Saved entries

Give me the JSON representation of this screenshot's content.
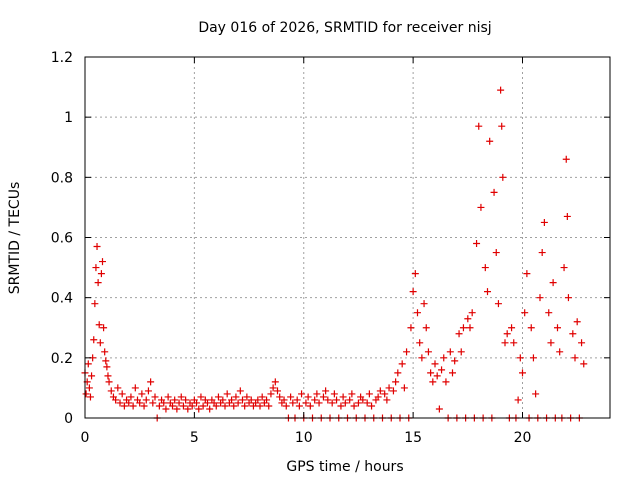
{
  "chart_data": {
    "type": "scatter",
    "title": "Day 016 of 2026, SRMTID for receiver nisj",
    "xlabel": "GPS time / hours",
    "ylabel": "SRMTID / TECUs",
    "xlim": [
      0,
      24
    ],
    "ylim": [
      0,
      1.2
    ],
    "x_ticks": [
      0,
      5,
      10,
      15,
      20
    ],
    "y_ticks": [
      0,
      0.2,
      0.4,
      0.6,
      0.8,
      1,
      1.2
    ],
    "x_tick_labels": [
      "0",
      "5",
      "10",
      "15",
      "20"
    ],
    "y_tick_labels": [
      "0",
      "0.2",
      "0.4",
      "0.6",
      "0.8",
      "1",
      "1.2"
    ],
    "grid": true,
    "marker": "+",
    "color": "#e00000",
    "series": [
      {
        "name": "SRMTID",
        "points": [
          [
            0.0,
            0.15
          ],
          [
            0.05,
            0.08
          ],
          [
            0.1,
            0.12
          ],
          [
            0.15,
            0.18
          ],
          [
            0.2,
            0.1
          ],
          [
            0.25,
            0.07
          ],
          [
            0.3,
            0.14
          ],
          [
            0.35,
            0.2
          ],
          [
            0.4,
            0.26
          ],
          [
            0.45,
            0.38
          ],
          [
            0.5,
            0.5
          ],
          [
            0.55,
            0.57
          ],
          [
            0.6,
            0.45
          ],
          [
            0.65,
            0.31
          ],
          [
            0.7,
            0.25
          ],
          [
            0.75,
            0.48
          ],
          [
            0.8,
            0.52
          ],
          [
            0.85,
            0.3
          ],
          [
            0.9,
            0.22
          ],
          [
            0.95,
            0.19
          ],
          [
            1.0,
            0.17
          ],
          [
            1.05,
            0.14
          ],
          [
            1.1,
            0.12
          ],
          [
            1.2,
            0.09
          ],
          [
            1.3,
            0.07
          ],
          [
            1.4,
            0.06
          ],
          [
            1.5,
            0.1
          ],
          [
            1.6,
            0.05
          ],
          [
            1.7,
            0.08
          ],
          [
            1.8,
            0.04
          ],
          [
            1.9,
            0.06
          ],
          [
            2.0,
            0.05
          ],
          [
            2.1,
            0.07
          ],
          [
            2.2,
            0.04
          ],
          [
            2.3,
            0.1
          ],
          [
            2.4,
            0.06
          ],
          [
            2.5,
            0.05
          ],
          [
            2.6,
            0.08
          ],
          [
            2.7,
            0.04
          ],
          [
            2.8,
            0.06
          ],
          [
            2.9,
            0.09
          ],
          [
            3.0,
            0.12
          ],
          [
            3.1,
            0.05
          ],
          [
            3.2,
            0.07
          ],
          [
            3.3,
            0.0
          ],
          [
            3.4,
            0.04
          ],
          [
            3.5,
            0.06
          ],
          [
            3.6,
            0.05
          ],
          [
            3.7,
            0.03
          ],
          [
            3.8,
            0.07
          ],
          [
            3.9,
            0.05
          ],
          [
            4.0,
            0.04
          ],
          [
            4.1,
            0.06
          ],
          [
            4.2,
            0.03
          ],
          [
            4.3,
            0.05
          ],
          [
            4.4,
            0.07
          ],
          [
            4.5,
            0.04
          ],
          [
            4.6,
            0.06
          ],
          [
            4.7,
            0.03
          ],
          [
            4.8,
            0.05
          ],
          [
            4.9,
            0.04
          ],
          [
            5.0,
            0.06
          ],
          [
            5.1,
            0.05
          ],
          [
            5.2,
            0.03
          ],
          [
            5.3,
            0.07
          ],
          [
            5.4,
            0.04
          ],
          [
            5.5,
            0.06
          ],
          [
            5.6,
            0.05
          ],
          [
            5.7,
            0.03
          ],
          [
            5.8,
            0.06
          ],
          [
            5.9,
            0.05
          ],
          [
            6.0,
            0.04
          ],
          [
            6.1,
            0.07
          ],
          [
            6.2,
            0.05
          ],
          [
            6.3,
            0.06
          ],
          [
            6.4,
            0.04
          ],
          [
            6.5,
            0.08
          ],
          [
            6.6,
            0.05
          ],
          [
            6.7,
            0.06
          ],
          [
            6.8,
            0.04
          ],
          [
            6.9,
            0.07
          ],
          [
            7.0,
            0.05
          ],
          [
            7.1,
            0.09
          ],
          [
            7.2,
            0.06
          ],
          [
            7.3,
            0.04
          ],
          [
            7.4,
            0.07
          ],
          [
            7.5,
            0.05
          ],
          [
            7.6,
            0.06
          ],
          [
            7.7,
            0.04
          ],
          [
            7.8,
            0.05
          ],
          [
            7.9,
            0.06
          ],
          [
            8.0,
            0.04
          ],
          [
            8.1,
            0.07
          ],
          [
            8.2,
            0.05
          ],
          [
            8.3,
            0.06
          ],
          [
            8.4,
            0.04
          ],
          [
            8.5,
            0.08
          ],
          [
            8.6,
            0.1
          ],
          [
            8.7,
            0.12
          ],
          [
            8.8,
            0.09
          ],
          [
            8.9,
            0.07
          ],
          [
            9.0,
            0.05
          ],
          [
            9.1,
            0.06
          ],
          [
            9.2,
            0.04
          ],
          [
            9.3,
            0.0
          ],
          [
            9.4,
            0.07
          ],
          [
            9.5,
            0.05
          ],
          [
            9.6,
            0.0
          ],
          [
            9.7,
            0.06
          ],
          [
            9.8,
            0.04
          ],
          [
            9.9,
            0.08
          ],
          [
            10.0,
            0.0
          ],
          [
            10.1,
            0.05
          ],
          [
            10.2,
            0.07
          ],
          [
            10.3,
            0.04
          ],
          [
            10.4,
            0.0
          ],
          [
            10.5,
            0.06
          ],
          [
            10.6,
            0.08
          ],
          [
            10.7,
            0.05
          ],
          [
            10.8,
            0.0
          ],
          [
            10.9,
            0.07
          ],
          [
            11.0,
            0.09
          ],
          [
            11.1,
            0.06
          ],
          [
            11.2,
            0.0
          ],
          [
            11.3,
            0.05
          ],
          [
            11.4,
            0.08
          ],
          [
            11.5,
            0.06
          ],
          [
            11.6,
            0.0
          ],
          [
            11.7,
            0.04
          ],
          [
            11.8,
            0.07
          ],
          [
            11.9,
            0.05
          ],
          [
            12.0,
            0.0
          ],
          [
            12.1,
            0.06
          ],
          [
            12.2,
            0.08
          ],
          [
            12.3,
            0.04
          ],
          [
            12.4,
            0.0
          ],
          [
            12.5,
            0.05
          ],
          [
            12.6,
            0.07
          ],
          [
            12.7,
            0.06
          ],
          [
            12.8,
            0.0
          ],
          [
            12.9,
            0.05
          ],
          [
            13.0,
            0.08
          ],
          [
            13.1,
            0.04
          ],
          [
            13.2,
            0.0
          ],
          [
            13.3,
            0.06
          ],
          [
            13.4,
            0.07
          ],
          [
            13.5,
            0.09
          ],
          [
            13.6,
            0.0
          ],
          [
            13.7,
            0.08
          ],
          [
            13.8,
            0.06
          ],
          [
            13.9,
            0.1
          ],
          [
            14.0,
            0.0
          ],
          [
            14.1,
            0.09
          ],
          [
            14.2,
            0.12
          ],
          [
            14.3,
            0.15
          ],
          [
            14.4,
            0.0
          ],
          [
            14.5,
            0.18
          ],
          [
            14.6,
            0.1
          ],
          [
            14.7,
            0.22
          ],
          [
            14.8,
            0.0
          ],
          [
            14.9,
            0.3
          ],
          [
            15.0,
            0.42
          ],
          [
            15.1,
            0.48
          ],
          [
            15.2,
            0.35
          ],
          [
            15.3,
            0.25
          ],
          [
            15.4,
            0.2
          ],
          [
            15.5,
            0.38
          ],
          [
            15.6,
            0.3
          ],
          [
            15.7,
            0.22
          ],
          [
            15.8,
            0.15
          ],
          [
            15.9,
            0.12
          ],
          [
            16.0,
            0.18
          ],
          [
            16.1,
            0.14
          ],
          [
            16.2,
            0.03
          ],
          [
            16.3,
            0.16
          ],
          [
            16.4,
            0.2
          ],
          [
            16.5,
            0.12
          ],
          [
            16.6,
            0.0
          ],
          [
            16.7,
            0.22
          ],
          [
            16.8,
            0.15
          ],
          [
            16.9,
            0.19
          ],
          [
            17.0,
            0.0
          ],
          [
            17.1,
            0.28
          ],
          [
            17.2,
            0.22
          ],
          [
            17.3,
            0.3
          ],
          [
            17.4,
            0.0
          ],
          [
            17.5,
            0.33
          ],
          [
            17.6,
            0.3
          ],
          [
            17.7,
            0.35
          ],
          [
            17.8,
            0.0
          ],
          [
            17.9,
            0.58
          ],
          [
            18.0,
            0.97
          ],
          [
            18.1,
            0.7
          ],
          [
            18.2,
            0.0
          ],
          [
            18.3,
            0.5
          ],
          [
            18.4,
            0.42
          ],
          [
            18.5,
            0.92
          ],
          [
            18.6,
            0.0
          ],
          [
            18.7,
            0.75
          ],
          [
            18.8,
            0.55
          ],
          [
            18.9,
            0.38
          ],
          [
            19.0,
            1.09
          ],
          [
            19.05,
            0.97
          ],
          [
            19.1,
            0.8
          ],
          [
            19.2,
            0.25
          ],
          [
            19.3,
            0.28
          ],
          [
            19.4,
            0.0
          ],
          [
            19.5,
            0.3
          ],
          [
            19.6,
            0.25
          ],
          [
            19.7,
            0.0
          ],
          [
            19.8,
            0.06
          ],
          [
            19.9,
            0.2
          ],
          [
            20.0,
            0.15
          ],
          [
            20.1,
            0.35
          ],
          [
            20.2,
            0.48
          ],
          [
            20.3,
            0.0
          ],
          [
            20.4,
            0.3
          ],
          [
            20.5,
            0.2
          ],
          [
            20.6,
            0.08
          ],
          [
            20.7,
            0.0
          ],
          [
            20.8,
            0.4
          ],
          [
            20.9,
            0.55
          ],
          [
            21.0,
            0.65
          ],
          [
            21.1,
            0.0
          ],
          [
            21.2,
            0.35
          ],
          [
            21.3,
            0.25
          ],
          [
            21.4,
            0.45
          ],
          [
            21.5,
            0.0
          ],
          [
            21.6,
            0.3
          ],
          [
            21.7,
            0.22
          ],
          [
            21.8,
            0.0
          ],
          [
            21.9,
            0.5
          ],
          [
            22.0,
            0.86
          ],
          [
            22.05,
            0.67
          ],
          [
            22.1,
            0.4
          ],
          [
            22.2,
            0.0
          ],
          [
            22.3,
            0.28
          ],
          [
            22.4,
            0.2
          ],
          [
            22.5,
            0.32
          ],
          [
            22.6,
            0.0
          ],
          [
            22.7,
            0.25
          ],
          [
            22.8,
            0.18
          ]
        ]
      }
    ]
  }
}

◆ PROBLEM DETAILS ◆
State the number of lines holding the word "SRMTID" in the listing. Add nothing else.

◆ RESPONSE ◆
3